| Exercise instructions |
Transcribe every entry below word for word, but skip the pictures.

| Supplied data |
# # # #
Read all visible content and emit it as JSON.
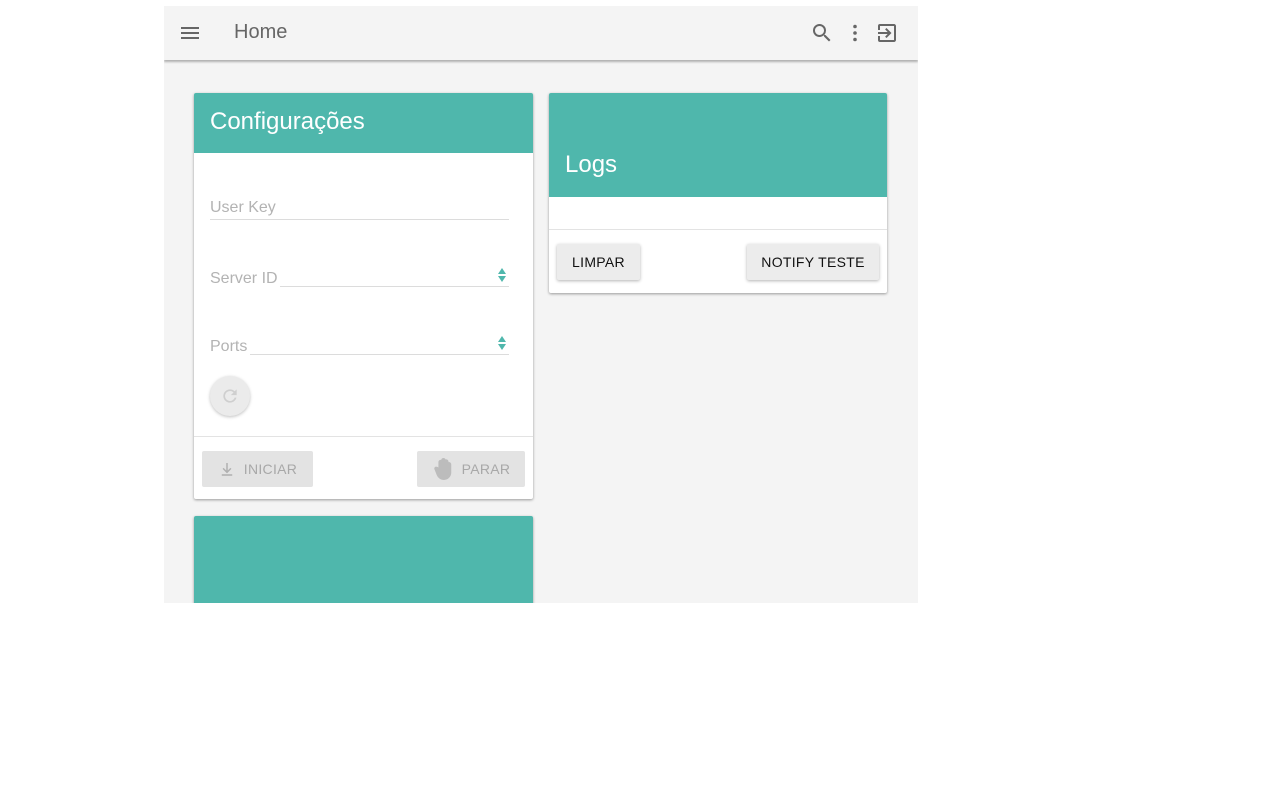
{
  "toolbar": {
    "title": "Home",
    "icons": [
      "menu-icon",
      "search-icon",
      "more-vert-icon",
      "exit-icon"
    ]
  },
  "config_card": {
    "title": "Configurações",
    "user_key": {
      "label": "User Key",
      "value": ""
    },
    "server_id": {
      "label": "Server ID",
      "value": ""
    },
    "ports": {
      "label": "Ports",
      "value": ""
    },
    "refresh_icon": "refresh-icon",
    "start_label": "INICIAR",
    "start_icon": "download-icon",
    "stop_label": "PARAR",
    "stop_icon": "hand-icon"
  },
  "logs_card": {
    "title": "Logs",
    "clear_label": "LIMPAR",
    "notify_label": "NOTIFY TESTE"
  },
  "colors": {
    "accent": "#4fb7ac",
    "background": "#f4f4f4",
    "card": "#ffffff"
  }
}
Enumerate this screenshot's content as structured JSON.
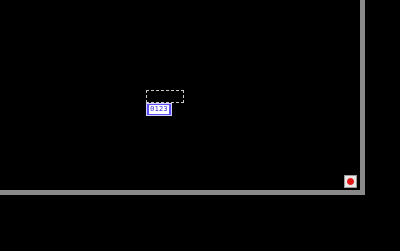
{
  "canvas": {
    "counter_label": "0123"
  },
  "icons": {
    "record": "record-icon"
  },
  "colors": {
    "background": "#000000",
    "frame": "#8a8a8a",
    "badge": "#5e50ff",
    "record": "#e01818"
  }
}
# # # #
| Response to the task |
Read all visible content and emit it as JSON.
{
  "toolbar": {
    "title": "Home",
    "icons": [
      "menu-icon",
      "search-icon",
      "more-vert-icon",
      "exit-icon"
    ]
  },
  "config_card": {
    "title": "Configurações",
    "user_key": {
      "label": "User Key",
      "value": ""
    },
    "server_id": {
      "label": "Server ID",
      "value": ""
    },
    "ports": {
      "label": "Ports",
      "value": ""
    },
    "refresh_icon": "refresh-icon",
    "start_label": "INICIAR",
    "start_icon": "download-icon",
    "stop_label": "PARAR",
    "stop_icon": "hand-icon"
  },
  "logs_card": {
    "title": "Logs",
    "clear_label": "LIMPAR",
    "notify_label": "NOTIFY TESTE"
  },
  "colors": {
    "accent": "#4fb7ac",
    "background": "#f4f4f4",
    "card": "#ffffff"
  }
}
Enumerate this screenshot's content as structured JSON.
{
  "canvas": {
    "counter_label": "0123"
  },
  "icons": {
    "record": "record-icon"
  },
  "colors": {
    "background": "#000000",
    "frame": "#8a8a8a",
    "badge": "#5e50ff",
    "record": "#e01818"
  }
}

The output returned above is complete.